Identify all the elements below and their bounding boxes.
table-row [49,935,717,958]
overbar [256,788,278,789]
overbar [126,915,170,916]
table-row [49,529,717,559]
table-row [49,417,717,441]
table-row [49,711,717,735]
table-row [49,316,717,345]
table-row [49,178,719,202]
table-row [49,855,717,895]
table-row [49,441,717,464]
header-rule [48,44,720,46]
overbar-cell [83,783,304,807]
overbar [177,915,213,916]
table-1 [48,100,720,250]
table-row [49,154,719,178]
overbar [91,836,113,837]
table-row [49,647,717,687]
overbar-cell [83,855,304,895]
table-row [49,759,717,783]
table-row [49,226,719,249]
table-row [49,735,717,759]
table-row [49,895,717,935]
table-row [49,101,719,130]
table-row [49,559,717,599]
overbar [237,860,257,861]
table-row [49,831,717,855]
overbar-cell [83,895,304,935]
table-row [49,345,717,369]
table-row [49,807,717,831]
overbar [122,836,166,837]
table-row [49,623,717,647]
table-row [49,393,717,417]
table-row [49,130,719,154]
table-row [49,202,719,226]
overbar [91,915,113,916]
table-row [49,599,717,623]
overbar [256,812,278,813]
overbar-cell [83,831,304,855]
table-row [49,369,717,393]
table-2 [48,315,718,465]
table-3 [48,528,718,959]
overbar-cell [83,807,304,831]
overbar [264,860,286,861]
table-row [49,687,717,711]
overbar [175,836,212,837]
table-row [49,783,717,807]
________________
Task directions
Return every line of the material above without altering a single character.

Task solution
Identify all the elements below and their bounding boxes.
table-row [49,935,717,958]
overbar [256,788,278,789]
overbar [126,915,170,916]
table-row [49,529,717,559]
table-row [49,417,717,441]
table-row [49,711,717,735]
table-row [49,316,717,345]
table-row [49,178,719,202]
table-row [49,855,717,895]
table-row [49,441,717,464]
header-rule [48,44,720,46]
overbar-cell [83,783,304,807]
overbar [177,915,213,916]
table-1 [48,100,720,250]
table-row [49,154,719,178]
overbar [91,836,113,837]
table-row [49,647,717,687]
overbar-cell [83,855,304,895]
table-row [49,759,717,783]
table-row [49,226,719,249]
table-row [49,735,717,759]
table-row [49,895,717,935]
table-row [49,101,719,130]
table-row [49,559,717,599]
overbar [237,860,257,861]
table-row [49,831,717,855]
overbar-cell [83,895,304,935]
table-row [49,345,717,369]
table-row [49,807,717,831]
overbar [122,836,166,837]
table-row [49,623,717,647]
table-row [49,393,717,417]
table-row [49,130,719,154]
table-row [49,202,719,226]
overbar [91,915,113,916]
table-row [49,599,717,623]
overbar [256,812,278,813]
overbar-cell [83,831,304,855]
table-row [49,369,717,393]
table-2 [48,315,718,465]
table-3 [48,528,718,959]
overbar-cell [83,807,304,831]
overbar [264,860,286,861]
table-row [49,687,717,711]
overbar [175,836,212,837]
table-row [49,783,717,807]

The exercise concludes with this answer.